-- Start --
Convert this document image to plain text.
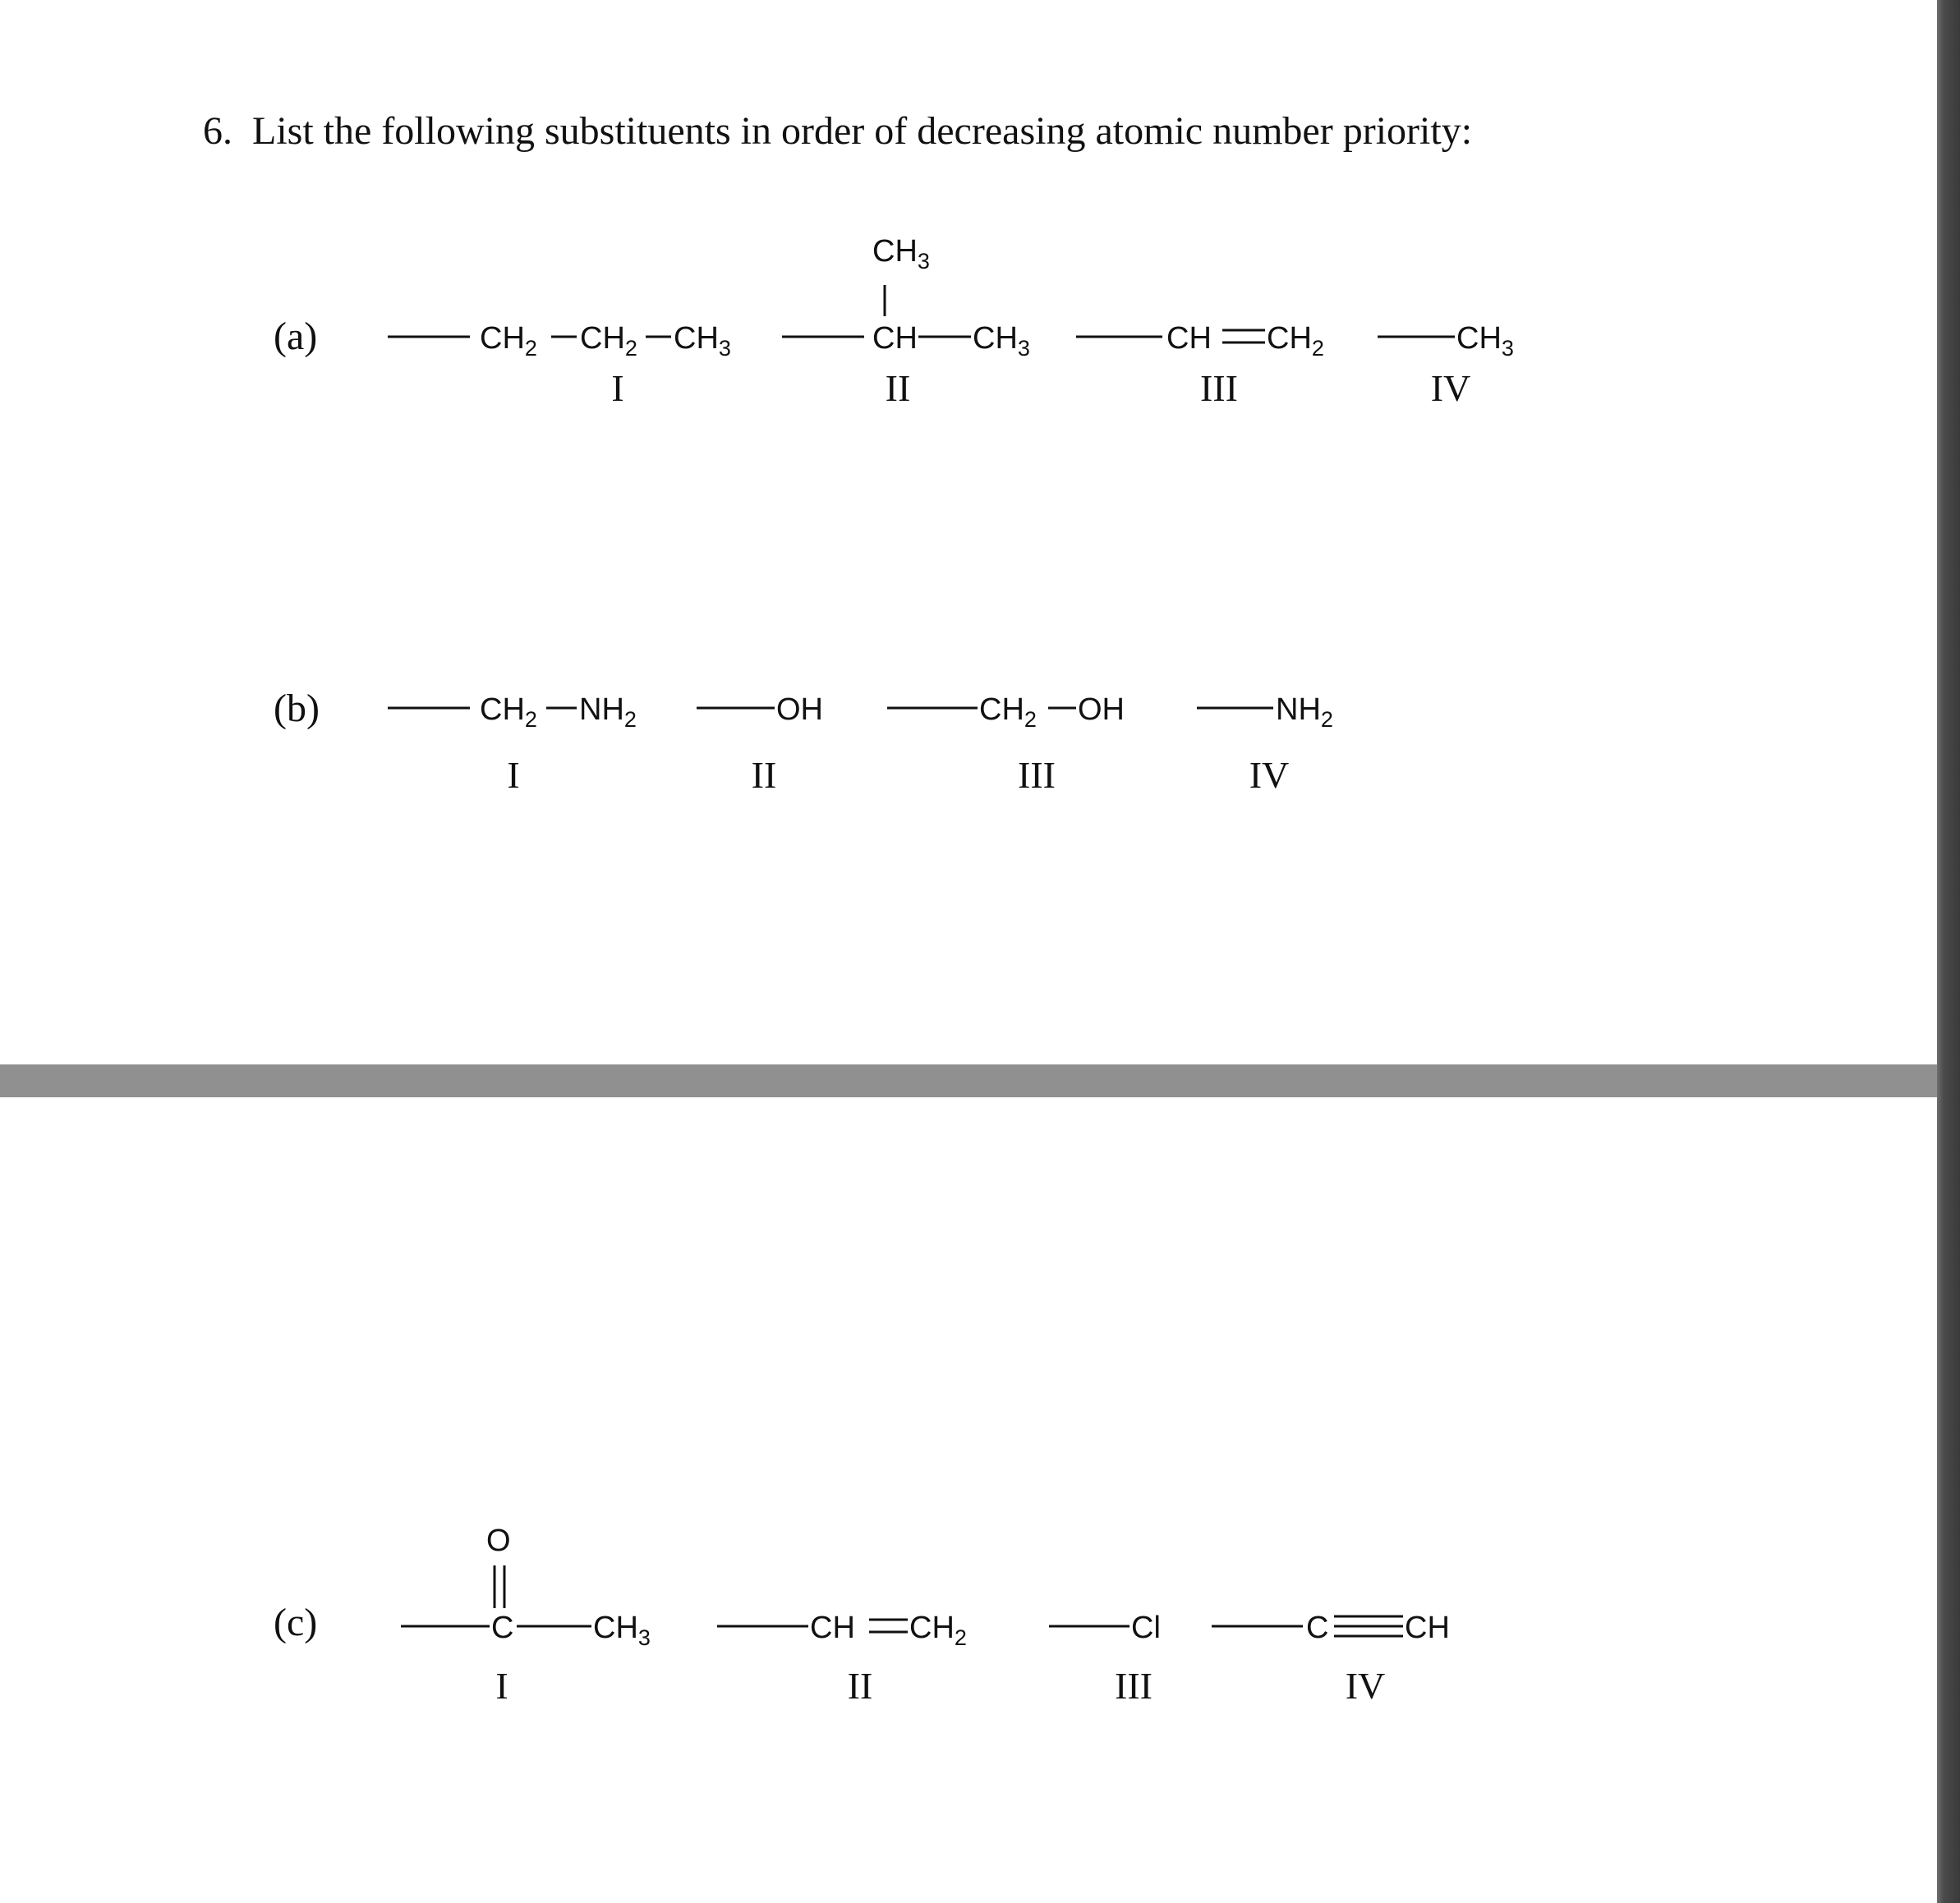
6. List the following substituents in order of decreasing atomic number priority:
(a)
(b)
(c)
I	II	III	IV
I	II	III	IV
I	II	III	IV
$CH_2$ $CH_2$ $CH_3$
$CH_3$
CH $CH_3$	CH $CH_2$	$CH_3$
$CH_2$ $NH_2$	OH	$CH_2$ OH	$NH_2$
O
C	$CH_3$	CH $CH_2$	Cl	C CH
-- End --
# WRITTEN TASK
Repeat all the records above exactly, leaving out any pictures.

# COMPLETED TASK
Convert this document image to plain text.
6. List the following substituents in order of decreasing atomic number priority:
(a)
(b)
(c)
I	II	III	IV
I	II	III	IV
I	II	III	IV
$CH_2$ $CH_2$ $CH_3$
$CH_3$
CH $CH_3$	CH $CH_2$	$CH_3$
$CH_2$ $NH_2$	OH	$CH_2$ OH	$NH_2$
O
C	$CH_3$	CH $CH_2$	Cl	C CH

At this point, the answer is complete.